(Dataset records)
------------------------------------------------------------

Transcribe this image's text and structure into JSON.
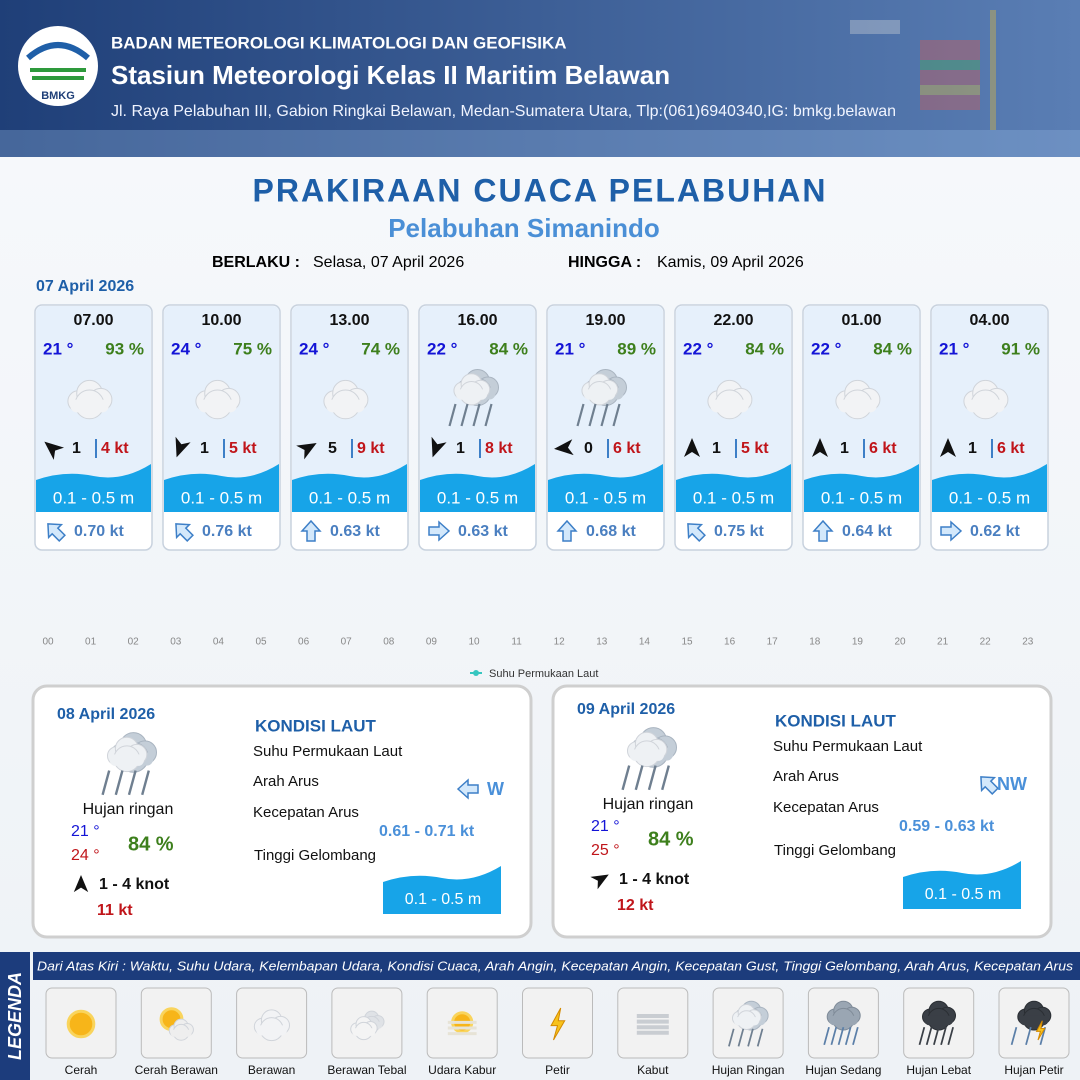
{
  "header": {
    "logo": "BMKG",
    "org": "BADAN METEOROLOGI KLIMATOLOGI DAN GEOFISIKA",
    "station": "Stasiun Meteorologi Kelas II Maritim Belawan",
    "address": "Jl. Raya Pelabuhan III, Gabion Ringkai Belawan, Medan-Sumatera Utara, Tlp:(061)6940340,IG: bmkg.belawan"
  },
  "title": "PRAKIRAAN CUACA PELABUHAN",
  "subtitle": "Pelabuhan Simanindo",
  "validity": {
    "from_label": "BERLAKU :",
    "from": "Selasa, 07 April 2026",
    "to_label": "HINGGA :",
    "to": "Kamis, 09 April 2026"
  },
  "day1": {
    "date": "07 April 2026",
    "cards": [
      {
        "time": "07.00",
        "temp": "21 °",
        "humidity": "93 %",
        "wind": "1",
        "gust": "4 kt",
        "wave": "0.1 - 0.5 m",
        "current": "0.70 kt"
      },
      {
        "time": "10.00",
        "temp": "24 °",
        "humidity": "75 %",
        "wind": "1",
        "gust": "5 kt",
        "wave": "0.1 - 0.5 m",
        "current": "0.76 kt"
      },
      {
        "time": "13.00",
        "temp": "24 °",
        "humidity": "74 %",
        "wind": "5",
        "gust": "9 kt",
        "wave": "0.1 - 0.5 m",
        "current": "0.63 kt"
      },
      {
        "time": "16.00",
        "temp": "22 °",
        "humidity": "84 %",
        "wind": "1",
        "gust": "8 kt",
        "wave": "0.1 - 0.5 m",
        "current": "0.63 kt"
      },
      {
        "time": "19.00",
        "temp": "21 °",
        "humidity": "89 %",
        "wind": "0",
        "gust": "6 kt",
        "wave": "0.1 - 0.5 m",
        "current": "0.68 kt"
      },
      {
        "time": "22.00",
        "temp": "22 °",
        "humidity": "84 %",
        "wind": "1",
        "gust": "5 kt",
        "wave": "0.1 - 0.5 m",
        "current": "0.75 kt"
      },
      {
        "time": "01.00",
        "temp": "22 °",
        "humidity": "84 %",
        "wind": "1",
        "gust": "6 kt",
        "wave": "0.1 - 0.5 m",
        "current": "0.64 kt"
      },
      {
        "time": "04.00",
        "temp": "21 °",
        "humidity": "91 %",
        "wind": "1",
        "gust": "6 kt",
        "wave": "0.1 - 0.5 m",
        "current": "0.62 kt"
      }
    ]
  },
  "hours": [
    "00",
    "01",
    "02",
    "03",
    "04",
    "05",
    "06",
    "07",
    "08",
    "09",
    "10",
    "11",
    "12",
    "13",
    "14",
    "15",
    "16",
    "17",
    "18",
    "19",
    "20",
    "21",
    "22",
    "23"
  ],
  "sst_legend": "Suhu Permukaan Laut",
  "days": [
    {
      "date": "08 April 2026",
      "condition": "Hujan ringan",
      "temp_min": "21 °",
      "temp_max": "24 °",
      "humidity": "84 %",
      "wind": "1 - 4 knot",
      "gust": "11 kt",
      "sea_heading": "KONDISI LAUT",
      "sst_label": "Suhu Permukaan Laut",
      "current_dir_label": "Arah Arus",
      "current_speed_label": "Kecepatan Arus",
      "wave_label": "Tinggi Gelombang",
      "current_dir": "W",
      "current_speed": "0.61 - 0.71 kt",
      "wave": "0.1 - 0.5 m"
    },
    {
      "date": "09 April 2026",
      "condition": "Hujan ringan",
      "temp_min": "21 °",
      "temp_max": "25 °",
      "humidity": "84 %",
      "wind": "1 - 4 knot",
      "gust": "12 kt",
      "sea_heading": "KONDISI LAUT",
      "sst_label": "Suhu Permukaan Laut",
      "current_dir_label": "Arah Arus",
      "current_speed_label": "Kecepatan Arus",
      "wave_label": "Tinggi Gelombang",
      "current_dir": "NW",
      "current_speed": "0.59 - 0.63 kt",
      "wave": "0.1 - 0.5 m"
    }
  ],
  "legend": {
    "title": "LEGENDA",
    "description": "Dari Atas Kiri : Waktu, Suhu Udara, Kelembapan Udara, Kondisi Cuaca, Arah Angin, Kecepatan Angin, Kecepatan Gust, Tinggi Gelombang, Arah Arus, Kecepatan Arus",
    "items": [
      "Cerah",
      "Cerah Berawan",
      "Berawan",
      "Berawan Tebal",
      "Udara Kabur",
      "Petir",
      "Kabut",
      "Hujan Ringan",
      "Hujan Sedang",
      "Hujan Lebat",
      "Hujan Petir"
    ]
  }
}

------------------------------------------------------------

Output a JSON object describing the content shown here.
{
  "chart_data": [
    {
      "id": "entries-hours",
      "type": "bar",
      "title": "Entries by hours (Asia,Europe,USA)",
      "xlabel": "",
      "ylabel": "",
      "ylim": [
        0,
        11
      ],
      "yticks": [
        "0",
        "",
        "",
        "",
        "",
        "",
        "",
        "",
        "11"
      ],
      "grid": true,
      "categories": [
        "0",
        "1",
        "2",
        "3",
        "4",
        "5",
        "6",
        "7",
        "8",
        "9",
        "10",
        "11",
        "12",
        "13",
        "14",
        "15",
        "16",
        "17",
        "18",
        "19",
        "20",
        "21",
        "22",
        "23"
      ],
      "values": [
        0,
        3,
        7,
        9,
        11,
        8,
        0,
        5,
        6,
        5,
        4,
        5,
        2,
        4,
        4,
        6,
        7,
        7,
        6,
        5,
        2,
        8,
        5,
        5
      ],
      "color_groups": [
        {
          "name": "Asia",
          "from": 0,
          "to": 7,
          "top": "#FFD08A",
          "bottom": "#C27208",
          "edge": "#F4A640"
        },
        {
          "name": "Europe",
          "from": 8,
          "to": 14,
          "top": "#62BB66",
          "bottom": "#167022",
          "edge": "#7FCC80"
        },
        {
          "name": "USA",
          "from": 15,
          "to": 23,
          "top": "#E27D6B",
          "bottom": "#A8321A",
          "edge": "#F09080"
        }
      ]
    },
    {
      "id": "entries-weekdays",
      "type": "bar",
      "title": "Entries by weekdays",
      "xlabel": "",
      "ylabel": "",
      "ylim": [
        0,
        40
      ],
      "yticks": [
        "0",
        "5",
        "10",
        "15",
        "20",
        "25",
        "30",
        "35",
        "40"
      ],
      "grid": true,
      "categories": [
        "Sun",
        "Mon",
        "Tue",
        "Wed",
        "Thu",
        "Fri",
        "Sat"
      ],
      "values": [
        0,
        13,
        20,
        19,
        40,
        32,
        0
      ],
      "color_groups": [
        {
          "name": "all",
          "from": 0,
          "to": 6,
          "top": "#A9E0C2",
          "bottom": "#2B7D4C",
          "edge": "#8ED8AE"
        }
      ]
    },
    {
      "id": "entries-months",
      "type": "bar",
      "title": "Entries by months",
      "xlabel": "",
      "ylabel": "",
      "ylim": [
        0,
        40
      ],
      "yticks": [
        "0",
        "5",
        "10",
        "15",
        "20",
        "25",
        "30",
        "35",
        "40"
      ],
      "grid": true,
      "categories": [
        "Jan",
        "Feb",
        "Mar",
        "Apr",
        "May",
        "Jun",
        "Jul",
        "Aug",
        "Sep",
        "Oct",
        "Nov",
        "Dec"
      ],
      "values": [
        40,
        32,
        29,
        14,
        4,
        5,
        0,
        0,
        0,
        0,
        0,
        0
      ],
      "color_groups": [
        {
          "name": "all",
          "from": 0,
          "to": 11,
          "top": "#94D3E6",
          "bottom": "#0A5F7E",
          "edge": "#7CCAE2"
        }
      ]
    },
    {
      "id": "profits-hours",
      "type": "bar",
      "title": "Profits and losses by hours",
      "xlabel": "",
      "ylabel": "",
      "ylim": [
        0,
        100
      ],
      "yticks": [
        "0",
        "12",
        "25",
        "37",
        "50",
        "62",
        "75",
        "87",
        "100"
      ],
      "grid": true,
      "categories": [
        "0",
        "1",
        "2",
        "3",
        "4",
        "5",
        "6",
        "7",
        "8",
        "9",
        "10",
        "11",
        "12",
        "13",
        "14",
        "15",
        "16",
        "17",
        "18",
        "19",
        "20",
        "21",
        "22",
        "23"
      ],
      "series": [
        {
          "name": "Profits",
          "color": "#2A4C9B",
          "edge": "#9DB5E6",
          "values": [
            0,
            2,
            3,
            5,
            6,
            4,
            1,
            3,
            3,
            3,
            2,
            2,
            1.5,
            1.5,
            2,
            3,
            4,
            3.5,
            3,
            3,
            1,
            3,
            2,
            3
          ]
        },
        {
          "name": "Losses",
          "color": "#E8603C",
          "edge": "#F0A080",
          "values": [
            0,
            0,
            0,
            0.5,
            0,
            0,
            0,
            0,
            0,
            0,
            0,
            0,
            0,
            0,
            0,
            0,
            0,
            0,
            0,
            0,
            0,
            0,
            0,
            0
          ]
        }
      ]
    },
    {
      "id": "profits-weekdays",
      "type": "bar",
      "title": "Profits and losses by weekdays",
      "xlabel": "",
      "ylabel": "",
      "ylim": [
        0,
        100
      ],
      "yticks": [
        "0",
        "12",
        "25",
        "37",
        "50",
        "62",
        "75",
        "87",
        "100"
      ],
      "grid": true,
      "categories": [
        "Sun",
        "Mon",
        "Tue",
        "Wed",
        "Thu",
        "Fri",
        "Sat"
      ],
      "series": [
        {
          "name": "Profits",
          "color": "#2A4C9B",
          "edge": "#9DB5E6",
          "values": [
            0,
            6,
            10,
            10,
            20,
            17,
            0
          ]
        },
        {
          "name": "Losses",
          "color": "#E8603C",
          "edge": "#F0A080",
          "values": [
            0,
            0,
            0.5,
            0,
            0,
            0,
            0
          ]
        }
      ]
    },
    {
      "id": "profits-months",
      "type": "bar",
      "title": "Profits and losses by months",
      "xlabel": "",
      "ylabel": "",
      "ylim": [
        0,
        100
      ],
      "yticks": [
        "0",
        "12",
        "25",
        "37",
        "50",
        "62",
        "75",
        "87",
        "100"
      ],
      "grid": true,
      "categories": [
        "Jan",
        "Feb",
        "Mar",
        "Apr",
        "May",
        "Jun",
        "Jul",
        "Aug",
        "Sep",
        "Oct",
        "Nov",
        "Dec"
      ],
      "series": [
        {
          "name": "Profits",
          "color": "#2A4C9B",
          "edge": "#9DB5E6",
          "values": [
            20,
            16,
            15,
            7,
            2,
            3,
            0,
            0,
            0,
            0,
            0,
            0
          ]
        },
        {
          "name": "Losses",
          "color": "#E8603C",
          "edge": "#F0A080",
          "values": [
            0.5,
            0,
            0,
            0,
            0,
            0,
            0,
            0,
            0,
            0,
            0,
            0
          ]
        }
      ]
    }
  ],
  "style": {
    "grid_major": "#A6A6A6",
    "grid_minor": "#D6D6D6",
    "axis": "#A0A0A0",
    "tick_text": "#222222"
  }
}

------------------------------------------------------------

In the data above, count the lines where the word "months" appears; reply with the number only.

4